*GIVEN TASK:* Give the listing again character for character, but drop the images.

[Structured figure records]
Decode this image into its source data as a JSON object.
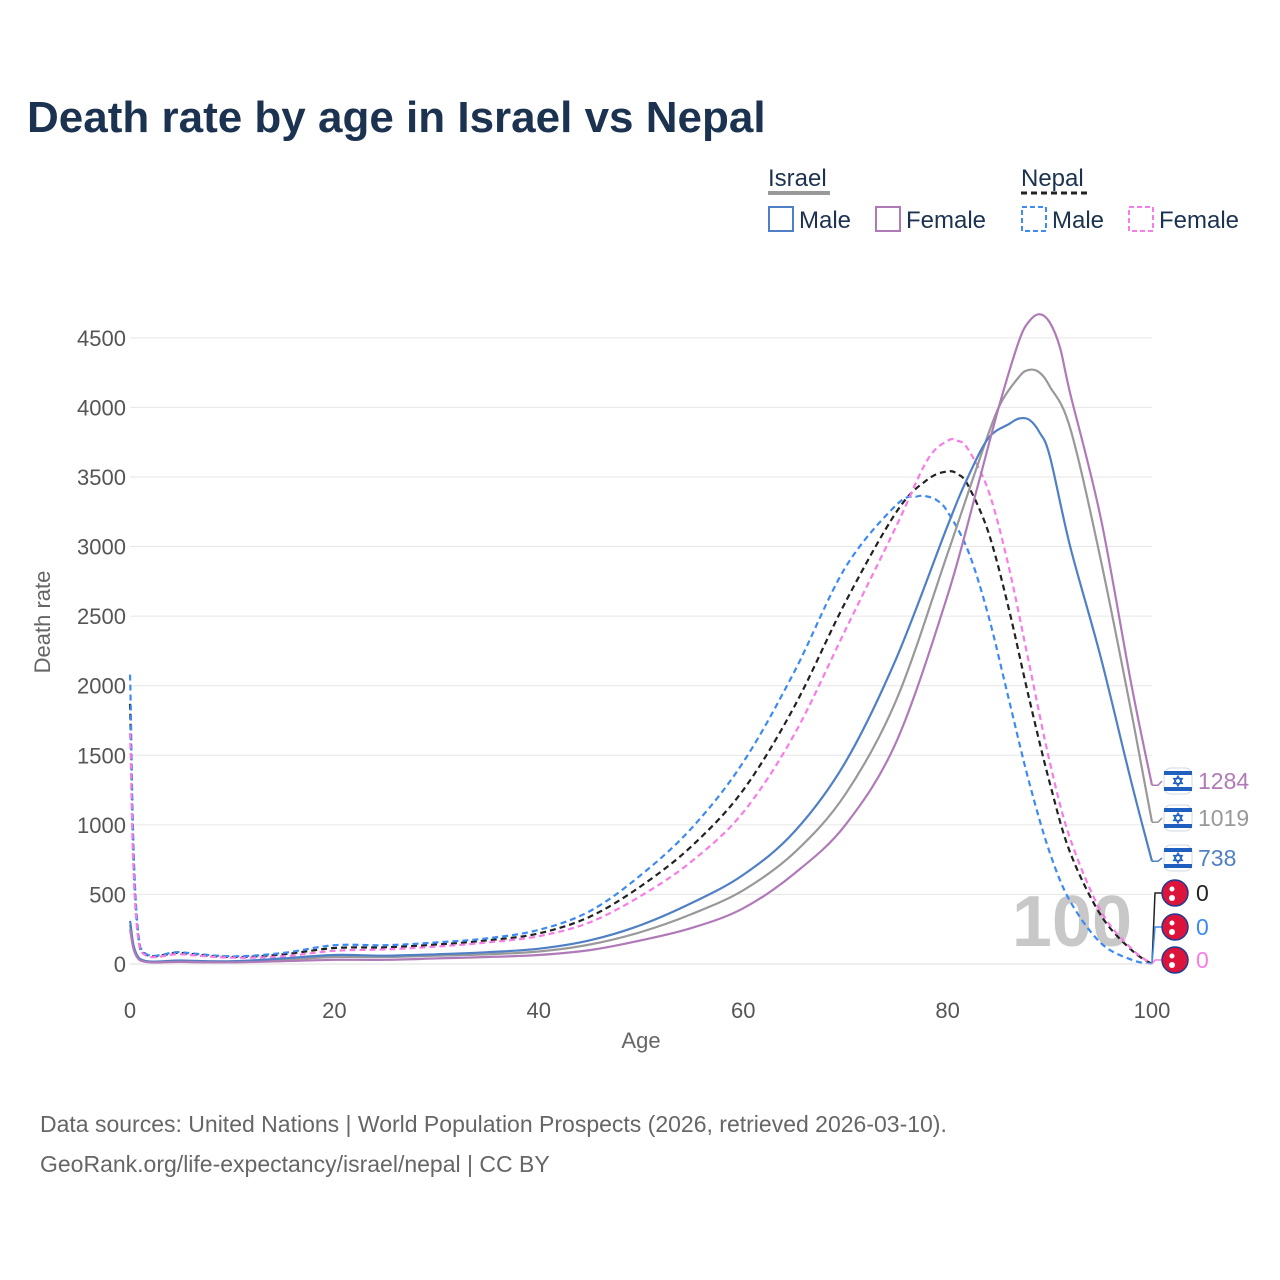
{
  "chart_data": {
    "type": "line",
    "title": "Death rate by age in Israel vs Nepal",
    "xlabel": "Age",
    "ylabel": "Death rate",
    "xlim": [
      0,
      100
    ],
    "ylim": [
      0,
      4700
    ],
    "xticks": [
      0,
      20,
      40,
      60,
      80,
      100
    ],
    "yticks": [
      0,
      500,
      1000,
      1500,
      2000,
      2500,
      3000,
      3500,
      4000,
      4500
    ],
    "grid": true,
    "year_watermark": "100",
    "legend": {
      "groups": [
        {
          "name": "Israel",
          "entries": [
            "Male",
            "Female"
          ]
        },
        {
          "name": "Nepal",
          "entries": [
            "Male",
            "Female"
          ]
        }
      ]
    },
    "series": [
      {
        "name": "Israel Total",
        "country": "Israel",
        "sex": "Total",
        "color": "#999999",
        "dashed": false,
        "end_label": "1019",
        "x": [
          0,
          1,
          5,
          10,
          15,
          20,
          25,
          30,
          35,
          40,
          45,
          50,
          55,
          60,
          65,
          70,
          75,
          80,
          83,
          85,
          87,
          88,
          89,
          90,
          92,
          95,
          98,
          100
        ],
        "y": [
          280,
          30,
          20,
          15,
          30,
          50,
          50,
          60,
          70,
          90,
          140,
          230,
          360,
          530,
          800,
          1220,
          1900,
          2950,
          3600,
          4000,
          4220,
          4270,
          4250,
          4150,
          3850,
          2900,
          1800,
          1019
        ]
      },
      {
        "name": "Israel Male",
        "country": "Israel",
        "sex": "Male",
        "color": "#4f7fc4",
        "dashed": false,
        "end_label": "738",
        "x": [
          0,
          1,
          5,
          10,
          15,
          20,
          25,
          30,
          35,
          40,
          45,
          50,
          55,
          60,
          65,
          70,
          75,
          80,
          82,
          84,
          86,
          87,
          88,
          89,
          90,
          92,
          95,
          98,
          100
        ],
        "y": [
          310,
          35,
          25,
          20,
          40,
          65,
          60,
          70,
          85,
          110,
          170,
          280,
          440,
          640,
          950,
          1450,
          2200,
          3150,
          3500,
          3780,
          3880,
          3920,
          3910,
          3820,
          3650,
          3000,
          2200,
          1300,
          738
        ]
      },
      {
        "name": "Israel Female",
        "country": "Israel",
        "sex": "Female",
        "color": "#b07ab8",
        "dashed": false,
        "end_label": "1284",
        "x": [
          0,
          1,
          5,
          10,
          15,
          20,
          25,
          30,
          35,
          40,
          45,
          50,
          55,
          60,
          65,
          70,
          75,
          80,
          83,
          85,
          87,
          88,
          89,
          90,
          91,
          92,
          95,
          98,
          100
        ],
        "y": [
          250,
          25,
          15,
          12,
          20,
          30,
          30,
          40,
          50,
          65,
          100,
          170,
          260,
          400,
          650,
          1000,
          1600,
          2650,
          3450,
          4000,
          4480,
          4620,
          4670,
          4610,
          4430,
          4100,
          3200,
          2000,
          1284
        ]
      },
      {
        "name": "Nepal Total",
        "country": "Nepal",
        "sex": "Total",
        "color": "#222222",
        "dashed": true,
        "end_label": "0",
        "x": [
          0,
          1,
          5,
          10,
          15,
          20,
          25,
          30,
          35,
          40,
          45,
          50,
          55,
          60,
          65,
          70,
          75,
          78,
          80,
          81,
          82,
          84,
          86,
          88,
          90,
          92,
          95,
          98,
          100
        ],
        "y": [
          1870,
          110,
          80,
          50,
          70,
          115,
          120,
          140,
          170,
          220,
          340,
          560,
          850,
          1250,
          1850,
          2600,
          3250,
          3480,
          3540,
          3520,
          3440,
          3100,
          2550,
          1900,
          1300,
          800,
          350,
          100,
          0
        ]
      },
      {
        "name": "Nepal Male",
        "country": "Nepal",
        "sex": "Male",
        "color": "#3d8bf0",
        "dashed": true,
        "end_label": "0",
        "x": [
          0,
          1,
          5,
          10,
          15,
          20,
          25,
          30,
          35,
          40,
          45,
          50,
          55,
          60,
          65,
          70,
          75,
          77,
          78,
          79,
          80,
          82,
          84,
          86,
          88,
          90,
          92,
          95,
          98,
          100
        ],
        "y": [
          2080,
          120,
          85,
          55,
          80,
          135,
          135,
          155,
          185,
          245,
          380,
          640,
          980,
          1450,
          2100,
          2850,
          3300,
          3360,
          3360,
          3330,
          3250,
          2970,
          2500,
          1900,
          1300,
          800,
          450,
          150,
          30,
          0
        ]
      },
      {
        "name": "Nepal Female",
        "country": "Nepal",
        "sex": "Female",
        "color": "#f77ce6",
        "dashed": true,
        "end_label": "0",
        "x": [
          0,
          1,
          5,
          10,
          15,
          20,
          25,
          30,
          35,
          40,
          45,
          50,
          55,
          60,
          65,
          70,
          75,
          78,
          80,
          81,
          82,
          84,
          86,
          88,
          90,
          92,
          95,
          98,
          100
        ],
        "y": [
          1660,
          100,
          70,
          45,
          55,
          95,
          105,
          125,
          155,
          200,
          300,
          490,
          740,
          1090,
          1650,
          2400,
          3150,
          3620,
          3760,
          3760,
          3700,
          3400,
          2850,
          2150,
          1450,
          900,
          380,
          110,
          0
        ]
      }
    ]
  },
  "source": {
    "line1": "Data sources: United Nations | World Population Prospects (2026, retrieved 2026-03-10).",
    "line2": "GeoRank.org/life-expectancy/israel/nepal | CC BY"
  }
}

*SOLUTION FOR THIS EXERCISE:*
Decode this image into its source data as a JSON object.
{
  "chart_data": {
    "type": "line",
    "title": "Death rate by age in Israel vs Nepal",
    "xlabel": "Age",
    "ylabel": "Death rate",
    "xlim": [
      0,
      100
    ],
    "ylim": [
      0,
      4700
    ],
    "xticks": [
      0,
      20,
      40,
      60,
      80,
      100
    ],
    "yticks": [
      0,
      500,
      1000,
      1500,
      2000,
      2500,
      3000,
      3500,
      4000,
      4500
    ],
    "grid": true,
    "year_watermark": "100",
    "legend": {
      "groups": [
        {
          "name": "Israel",
          "entries": [
            "Male",
            "Female"
          ]
        },
        {
          "name": "Nepal",
          "entries": [
            "Male",
            "Female"
          ]
        }
      ]
    },
    "series": [
      {
        "name": "Israel Total",
        "country": "Israel",
        "sex": "Total",
        "color": "#999999",
        "dashed": false,
        "end_label": "1019",
        "x": [
          0,
          1,
          5,
          10,
          15,
          20,
          25,
          30,
          35,
          40,
          45,
          50,
          55,
          60,
          65,
          70,
          75,
          80,
          83,
          85,
          87,
          88,
          89,
          90,
          92,
          95,
          98,
          100
        ],
        "y": [
          280,
          30,
          20,
          15,
          30,
          50,
          50,
          60,
          70,
          90,
          140,
          230,
          360,
          530,
          800,
          1220,
          1900,
          2950,
          3600,
          4000,
          4220,
          4270,
          4250,
          4150,
          3850,
          2900,
          1800,
          1019
        ]
      },
      {
        "name": "Israel Male",
        "country": "Israel",
        "sex": "Male",
        "color": "#4f7fc4",
        "dashed": false,
        "end_label": "738",
        "x": [
          0,
          1,
          5,
          10,
          15,
          20,
          25,
          30,
          35,
          40,
          45,
          50,
          55,
          60,
          65,
          70,
          75,
          80,
          82,
          84,
          86,
          87,
          88,
          89,
          90,
          92,
          95,
          98,
          100
        ],
        "y": [
          310,
          35,
          25,
          20,
          40,
          65,
          60,
          70,
          85,
          110,
          170,
          280,
          440,
          640,
          950,
          1450,
          2200,
          3150,
          3500,
          3780,
          3880,
          3920,
          3910,
          3820,
          3650,
          3000,
          2200,
          1300,
          738
        ]
      },
      {
        "name": "Israel Female",
        "country": "Israel",
        "sex": "Female",
        "color": "#b07ab8",
        "dashed": false,
        "end_label": "1284",
        "x": [
          0,
          1,
          5,
          10,
          15,
          20,
          25,
          30,
          35,
          40,
          45,
          50,
          55,
          60,
          65,
          70,
          75,
          80,
          83,
          85,
          87,
          88,
          89,
          90,
          91,
          92,
          95,
          98,
          100
        ],
        "y": [
          250,
          25,
          15,
          12,
          20,
          30,
          30,
          40,
          50,
          65,
          100,
          170,
          260,
          400,
          650,
          1000,
          1600,
          2650,
          3450,
          4000,
          4480,
          4620,
          4670,
          4610,
          4430,
          4100,
          3200,
          2000,
          1284
        ]
      },
      {
        "name": "Nepal Total",
        "country": "Nepal",
        "sex": "Total",
        "color": "#222222",
        "dashed": true,
        "end_label": "0",
        "x": [
          0,
          1,
          5,
          10,
          15,
          20,
          25,
          30,
          35,
          40,
          45,
          50,
          55,
          60,
          65,
          70,
          75,
          78,
          80,
          81,
          82,
          84,
          86,
          88,
          90,
          92,
          95,
          98,
          100
        ],
        "y": [
          1870,
          110,
          80,
          50,
          70,
          115,
          120,
          140,
          170,
          220,
          340,
          560,
          850,
          1250,
          1850,
          2600,
          3250,
          3480,
          3540,
          3520,
          3440,
          3100,
          2550,
          1900,
          1300,
          800,
          350,
          100,
          0
        ]
      },
      {
        "name": "Nepal Male",
        "country": "Nepal",
        "sex": "Male",
        "color": "#3d8bf0",
        "dashed": true,
        "end_label": "0",
        "x": [
          0,
          1,
          5,
          10,
          15,
          20,
          25,
          30,
          35,
          40,
          45,
          50,
          55,
          60,
          65,
          70,
          75,
          77,
          78,
          79,
          80,
          82,
          84,
          86,
          88,
          90,
          92,
          95,
          98,
          100
        ],
        "y": [
          2080,
          120,
          85,
          55,
          80,
          135,
          135,
          155,
          185,
          245,
          380,
          640,
          980,
          1450,
          2100,
          2850,
          3300,
          3360,
          3360,
          3330,
          3250,
          2970,
          2500,
          1900,
          1300,
          800,
          450,
          150,
          30,
          0
        ]
      },
      {
        "name": "Nepal Female",
        "country": "Nepal",
        "sex": "Female",
        "color": "#f77ce6",
        "dashed": true,
        "end_label": "0",
        "x": [
          0,
          1,
          5,
          10,
          15,
          20,
          25,
          30,
          35,
          40,
          45,
          50,
          55,
          60,
          65,
          70,
          75,
          78,
          80,
          81,
          82,
          84,
          86,
          88,
          90,
          92,
          95,
          98,
          100
        ],
        "y": [
          1660,
          100,
          70,
          45,
          55,
          95,
          105,
          125,
          155,
          200,
          300,
          490,
          740,
          1090,
          1650,
          2400,
          3150,
          3620,
          3760,
          3760,
          3700,
          3400,
          2850,
          2150,
          1450,
          900,
          380,
          110,
          0
        ]
      }
    ]
  },
  "source": {
    "line1": "Data sources: United Nations | World Population Prospects (2026, retrieved 2026-03-10).",
    "line2": "GeoRank.org/life-expectancy/israel/nepal | CC BY"
  }
}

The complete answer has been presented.